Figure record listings

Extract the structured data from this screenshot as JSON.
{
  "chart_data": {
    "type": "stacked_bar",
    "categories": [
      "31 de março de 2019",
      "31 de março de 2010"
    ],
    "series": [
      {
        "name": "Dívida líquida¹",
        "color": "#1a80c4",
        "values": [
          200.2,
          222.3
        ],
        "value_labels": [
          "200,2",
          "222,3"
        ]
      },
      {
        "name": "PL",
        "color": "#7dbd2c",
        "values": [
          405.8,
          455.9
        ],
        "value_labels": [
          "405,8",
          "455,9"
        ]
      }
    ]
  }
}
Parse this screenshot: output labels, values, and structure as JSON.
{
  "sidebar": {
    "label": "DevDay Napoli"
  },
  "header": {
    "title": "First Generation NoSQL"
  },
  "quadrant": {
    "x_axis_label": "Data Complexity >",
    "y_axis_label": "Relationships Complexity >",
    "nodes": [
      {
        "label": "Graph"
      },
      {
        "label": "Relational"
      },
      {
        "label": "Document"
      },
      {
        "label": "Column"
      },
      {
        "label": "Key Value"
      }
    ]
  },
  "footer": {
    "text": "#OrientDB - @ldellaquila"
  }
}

> [THE EXERCISE] Every entry above should be retyped exactly as shown.

> [RESULT OF THIS TASK]
Extract the structured data from this screenshot as JSON.
{
  "chart_data": {
    "type": "stacked_bar",
    "categories": [
      "31 de março de 2019",
      "31 de março de 2010"
    ],
    "series": [
      {
        "name": "Dívida líquida¹",
        "color": "#1a80c4",
        "values": [
          200.2,
          222.3
        ],
        "value_labels": [
          "200,2",
          "222,3"
        ]
      },
      {
        "name": "PL",
        "color": "#7dbd2c",
        "values": [
          405.8,
          455.9
        ],
        "value_labels": [
          "405,8",
          "455,9"
        ]
      }
    ]
  }
}
Parse this screenshot: output labels, values, and structure as JSON.
{
  "sidebar": {
    "label": "DevDay Napoli"
  },
  "header": {
    "title": "First Generation NoSQL"
  },
  "quadrant": {
    "x_axis_label": "Data Complexity >",
    "y_axis_label": "Relationships Complexity >",
    "nodes": [
      {
        "label": "Graph"
      },
      {
        "label": "Relational"
      },
      {
        "label": "Document"
      },
      {
        "label": "Column"
      },
      {
        "label": "Key Value"
      }
    ]
  },
  "footer": {
    "text": "#OrientDB - @ldellaquila"
  }
}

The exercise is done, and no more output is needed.